Print the whole listing exactly.

[Rows from a figure dataset]

--

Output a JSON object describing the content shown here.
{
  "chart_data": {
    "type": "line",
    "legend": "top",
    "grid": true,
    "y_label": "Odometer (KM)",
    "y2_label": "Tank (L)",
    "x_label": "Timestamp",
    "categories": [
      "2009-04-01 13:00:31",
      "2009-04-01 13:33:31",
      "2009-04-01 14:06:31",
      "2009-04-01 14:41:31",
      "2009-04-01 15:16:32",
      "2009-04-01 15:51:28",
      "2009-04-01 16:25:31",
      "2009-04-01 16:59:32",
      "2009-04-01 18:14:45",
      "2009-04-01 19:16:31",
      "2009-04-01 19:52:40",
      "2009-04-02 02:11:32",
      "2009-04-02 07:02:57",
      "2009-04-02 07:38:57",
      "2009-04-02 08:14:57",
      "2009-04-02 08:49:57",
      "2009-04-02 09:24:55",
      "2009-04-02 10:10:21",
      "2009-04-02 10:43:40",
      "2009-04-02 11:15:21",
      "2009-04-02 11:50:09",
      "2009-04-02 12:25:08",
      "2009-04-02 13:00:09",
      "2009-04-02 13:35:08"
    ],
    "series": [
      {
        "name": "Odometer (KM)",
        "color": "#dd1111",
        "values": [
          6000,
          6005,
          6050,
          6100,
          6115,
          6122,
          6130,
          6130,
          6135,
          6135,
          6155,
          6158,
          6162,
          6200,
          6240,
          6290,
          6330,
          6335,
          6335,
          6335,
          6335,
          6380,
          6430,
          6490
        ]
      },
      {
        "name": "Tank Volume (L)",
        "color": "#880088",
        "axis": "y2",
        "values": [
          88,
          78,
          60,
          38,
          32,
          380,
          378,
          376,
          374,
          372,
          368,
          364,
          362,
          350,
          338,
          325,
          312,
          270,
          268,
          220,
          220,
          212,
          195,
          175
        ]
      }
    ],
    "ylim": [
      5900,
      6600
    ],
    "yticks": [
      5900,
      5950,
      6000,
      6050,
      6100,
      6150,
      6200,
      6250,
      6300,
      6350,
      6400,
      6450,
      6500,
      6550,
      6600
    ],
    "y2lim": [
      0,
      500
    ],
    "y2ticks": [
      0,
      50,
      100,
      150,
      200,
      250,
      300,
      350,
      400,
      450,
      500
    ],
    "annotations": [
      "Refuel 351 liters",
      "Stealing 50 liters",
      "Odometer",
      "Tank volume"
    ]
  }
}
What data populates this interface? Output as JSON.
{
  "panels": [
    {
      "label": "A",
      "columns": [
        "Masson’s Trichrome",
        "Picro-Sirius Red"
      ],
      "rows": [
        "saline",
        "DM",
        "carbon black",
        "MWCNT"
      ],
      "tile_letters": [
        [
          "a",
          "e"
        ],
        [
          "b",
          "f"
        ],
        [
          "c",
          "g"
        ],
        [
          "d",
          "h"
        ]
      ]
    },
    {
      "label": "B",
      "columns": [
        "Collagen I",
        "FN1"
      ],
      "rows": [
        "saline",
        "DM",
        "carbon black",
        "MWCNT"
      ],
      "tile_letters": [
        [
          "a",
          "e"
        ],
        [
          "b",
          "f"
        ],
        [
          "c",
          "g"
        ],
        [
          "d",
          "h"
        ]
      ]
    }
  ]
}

--

- _Output below_
Output a JSON object describing the content shown here.
{
  "chart_data": {
    "type": "line",
    "legend": "top",
    "grid": true,
    "y_label": "Odometer (KM)",
    "y2_label": "Tank (L)",
    "x_label": "Timestamp",
    "categories": [
      "2009-04-01 13:00:31",
      "2009-04-01 13:33:31",
      "2009-04-01 14:06:31",
      "2009-04-01 14:41:31",
      "2009-04-01 15:16:32",
      "2009-04-01 15:51:28",
      "2009-04-01 16:25:31",
      "2009-04-01 16:59:32",
      "2009-04-01 18:14:45",
      "2009-04-01 19:16:31",
      "2009-04-01 19:52:40",
      "2009-04-02 02:11:32",
      "2009-04-02 07:02:57",
      "2009-04-02 07:38:57",
      "2009-04-02 08:14:57",
      "2009-04-02 08:49:57",
      "2009-04-02 09:24:55",
      "2009-04-02 10:10:21",
      "2009-04-02 10:43:40",
      "2009-04-02 11:15:21",
      "2009-04-02 11:50:09",
      "2009-04-02 12:25:08",
      "2009-04-02 13:00:09",
      "2009-04-02 13:35:08"
    ],
    "series": [
      {
        "name": "Odometer (KM)",
        "color": "#dd1111",
        "values": [
          6000,
          6005,
          6050,
          6100,
          6115,
          6122,
          6130,
          6130,
          6135,
          6135,
          6155,
          6158,
          6162,
          6200,
          6240,
          6290,
          6330,
          6335,
          6335,
          6335,
          6335,
          6380,
          6430,
          6490
        ]
      },
      {
        "name": "Tank Volume (L)",
        "color": "#880088",
        "axis": "y2",
        "values": [
          88,
          78,
          60,
          38,
          32,
          380,
          378,
          376,
          374,
          372,
          368,
          364,
          362,
          350,
          338,
          325,
          312,
          270,
          268,
          220,
          220,
          212,
          195,
          175
        ]
      }
    ],
    "ylim": [
      5900,
      6600
    ],
    "yticks": [
      5900,
      5950,
      6000,
      6050,
      6100,
      6150,
      6200,
      6250,
      6300,
      6350,
      6400,
      6450,
      6500,
      6550,
      6600
    ],
    "y2lim": [
      0,
      500
    ],
    "y2ticks": [
      0,
      50,
      100,
      150,
      200,
      250,
      300,
      350,
      400,
      450,
      500
    ],
    "annotations": [
      "Refuel 351 liters",
      "Stealing 50 liters",
      "Odometer",
      "Tank volume"
    ]
  }
}
What data populates this interface? Output as JSON.
{
  "panels": [
    {
      "label": "A",
      "columns": [
        "Masson’s Trichrome",
        "Picro-Sirius Red"
      ],
      "rows": [
        "saline",
        "DM",
        "carbon black",
        "MWCNT"
      ],
      "tile_letters": [
        [
          "a",
          "e"
        ],
        [
          "b",
          "f"
        ],
        [
          "c",
          "g"
        ],
        [
          "d",
          "h"
        ]
      ]
    },
    {
      "label": "B",
      "columns": [
        "Collagen I",
        "FN1"
      ],
      "rows": [
        "saline",
        "DM",
        "carbon black",
        "MWCNT"
      ],
      "tile_letters": [
        [
          "a",
          "e"
        ],
        [
          "b",
          "f"
        ],
        [
          "c",
          "g"
        ],
        [
          "d",
          "h"
        ]
      ]
    }
  ]
}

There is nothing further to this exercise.